◆ JOB
Each entry must be given again exactly; images do not belong in the copy.

===== MATERIAL FOR THIS TASK

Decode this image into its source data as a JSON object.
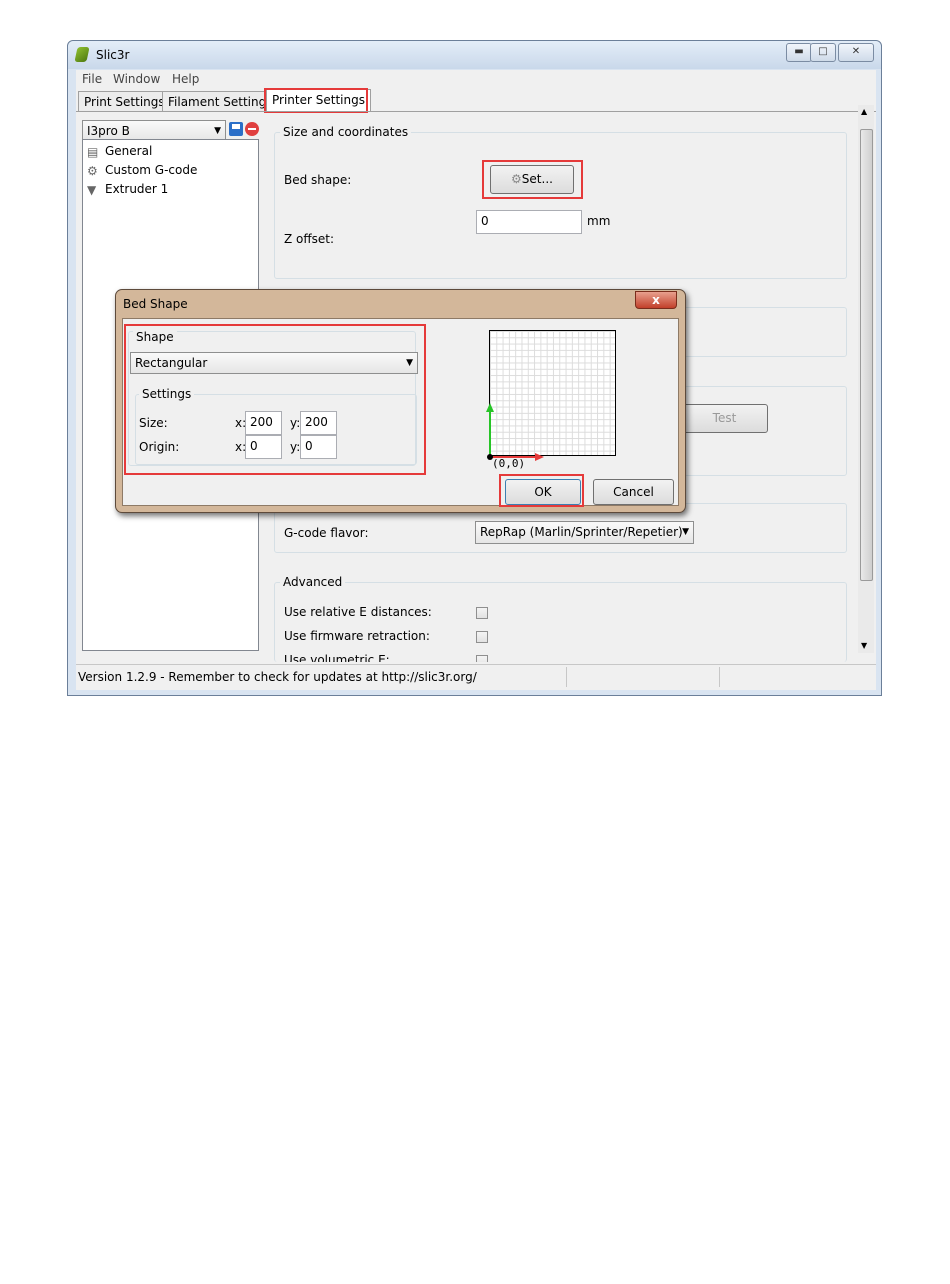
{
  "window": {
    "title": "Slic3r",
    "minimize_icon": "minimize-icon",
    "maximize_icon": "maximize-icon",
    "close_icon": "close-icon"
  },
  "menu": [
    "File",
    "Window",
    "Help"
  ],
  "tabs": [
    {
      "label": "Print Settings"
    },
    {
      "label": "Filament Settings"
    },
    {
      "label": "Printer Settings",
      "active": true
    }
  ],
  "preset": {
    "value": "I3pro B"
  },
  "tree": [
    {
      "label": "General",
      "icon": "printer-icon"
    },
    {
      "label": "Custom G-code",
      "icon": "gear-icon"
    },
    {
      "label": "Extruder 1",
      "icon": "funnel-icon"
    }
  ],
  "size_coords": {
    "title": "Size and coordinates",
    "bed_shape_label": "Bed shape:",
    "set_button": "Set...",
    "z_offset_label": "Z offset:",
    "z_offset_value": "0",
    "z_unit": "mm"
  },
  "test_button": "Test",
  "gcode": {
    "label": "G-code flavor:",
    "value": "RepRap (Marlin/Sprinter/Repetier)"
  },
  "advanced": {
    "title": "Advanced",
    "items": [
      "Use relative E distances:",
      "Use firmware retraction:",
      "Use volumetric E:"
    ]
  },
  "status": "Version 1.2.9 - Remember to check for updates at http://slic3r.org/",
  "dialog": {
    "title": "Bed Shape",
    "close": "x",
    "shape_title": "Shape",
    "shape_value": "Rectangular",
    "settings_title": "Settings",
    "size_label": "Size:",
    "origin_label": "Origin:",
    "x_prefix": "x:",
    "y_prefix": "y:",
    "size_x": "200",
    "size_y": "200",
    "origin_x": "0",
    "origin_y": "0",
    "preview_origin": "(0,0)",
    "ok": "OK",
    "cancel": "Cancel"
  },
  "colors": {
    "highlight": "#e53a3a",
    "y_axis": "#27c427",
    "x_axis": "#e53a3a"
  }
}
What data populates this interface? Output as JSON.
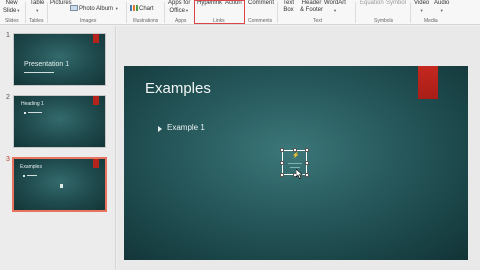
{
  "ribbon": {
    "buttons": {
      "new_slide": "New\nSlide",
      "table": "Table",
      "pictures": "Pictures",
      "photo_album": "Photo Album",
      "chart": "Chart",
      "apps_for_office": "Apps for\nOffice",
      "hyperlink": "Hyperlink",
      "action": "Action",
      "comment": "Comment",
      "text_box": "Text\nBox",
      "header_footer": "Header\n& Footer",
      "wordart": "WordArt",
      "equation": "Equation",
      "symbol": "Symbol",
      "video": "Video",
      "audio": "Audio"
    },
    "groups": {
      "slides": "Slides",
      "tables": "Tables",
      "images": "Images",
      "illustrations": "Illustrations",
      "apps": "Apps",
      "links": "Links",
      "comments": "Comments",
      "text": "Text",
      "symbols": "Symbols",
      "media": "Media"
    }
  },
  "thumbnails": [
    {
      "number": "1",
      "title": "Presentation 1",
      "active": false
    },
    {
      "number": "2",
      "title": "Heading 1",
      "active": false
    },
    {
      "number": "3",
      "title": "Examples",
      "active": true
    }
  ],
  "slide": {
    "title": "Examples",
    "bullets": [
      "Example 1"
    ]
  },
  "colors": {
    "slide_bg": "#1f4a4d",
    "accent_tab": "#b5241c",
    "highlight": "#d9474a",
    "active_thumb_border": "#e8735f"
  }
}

==========

◆ TASK ANSWER
Decode this image into its source data as a JSON object.
{
  "window": {
    "title": "Slic3r",
    "minimize_icon": "minimize-icon",
    "maximize_icon": "maximize-icon",
    "close_icon": "close-icon"
  },
  "menu": [
    "File",
    "Window",
    "Help"
  ],
  "tabs": [
    {
      "label": "Print Settings"
    },
    {
      "label": "Filament Settings"
    },
    {
      "label": "Printer Settings",
      "active": true
    }
  ],
  "preset": {
    "value": "I3pro B"
  },
  "tree": [
    {
      "label": "General",
      "icon": "printer-icon"
    },
    {
      "label": "Custom G-code",
      "icon": "gear-icon"
    },
    {
      "label": "Extruder 1",
      "icon": "funnel-icon"
    }
  ],
  "size_coords": {
    "title": "Size and coordinates",
    "bed_shape_label": "Bed shape:",
    "set_button": "Set...",
    "z_offset_label": "Z offset:",
    "z_offset_value": "0",
    "z_unit": "mm"
  },
  "test_button": "Test",
  "gcode": {
    "label": "G-code flavor:",
    "value": "RepRap (Marlin/Sprinter/Repetier)"
  },
  "advanced": {
    "title": "Advanced",
    "items": [
      "Use relative E distances:",
      "Use firmware retraction:",
      "Use volumetric E:"
    ]
  },
  "status": "Version 1.2.9 - Remember to check for updates at http://slic3r.org/",
  "dialog": {
    "title": "Bed Shape",
    "close": "x",
    "shape_title": "Shape",
    "shape_value": "Rectangular",
    "settings_title": "Settings",
    "size_label": "Size:",
    "origin_label": "Origin:",
    "x_prefix": "x:",
    "y_prefix": "y:",
    "size_x": "200",
    "size_y": "200",
    "origin_x": "0",
    "origin_y": "0",
    "preview_origin": "(0,0)",
    "ok": "OK",
    "cancel": "Cancel"
  },
  "colors": {
    "highlight": "#e53a3a",
    "y_axis": "#27c427",
    "x_axis": "#e53a3a"
  }
}
What data populates this interface? Output as JSON.
{
  "ribbon": {
    "buttons": {
      "new_slide": "New\nSlide",
      "table": "Table",
      "pictures": "Pictures",
      "photo_album": "Photo Album",
      "chart": "Chart",
      "apps_for_office": "Apps for\nOffice",
      "hyperlink": "Hyperlink",
      "action": "Action",
      "comment": "Comment",
      "text_box": "Text\nBox",
      "header_footer": "Header\n& Footer",
      "wordart": "WordArt",
      "equation": "Equation",
      "symbol": "Symbol",
      "video": "Video",
      "audio": "Audio"
    },
    "groups": {
      "slides": "Slides",
      "tables": "Tables",
      "images": "Images",
      "illustrations": "Illustrations",
      "apps": "Apps",
      "links": "Links",
      "comments": "Comments",
      "text": "Text",
      "symbols": "Symbols",
      "media": "Media"
    }
  },
  "thumbnails": [
    {
      "number": "1",
      "title": "Presentation 1",
      "active": false
    },
    {
      "number": "2",
      "title": "Heading 1",
      "active": false
    },
    {
      "number": "3",
      "title": "Examples",
      "active": true
    }
  ],
  "slide": {
    "title": "Examples",
    "bullets": [
      "Example 1"
    ]
  },
  "colors": {
    "slide_bg": "#1f4a4d",
    "accent_tab": "#b5241c",
    "highlight": "#d9474a",
    "active_thumb_border": "#e8735f"
  }
}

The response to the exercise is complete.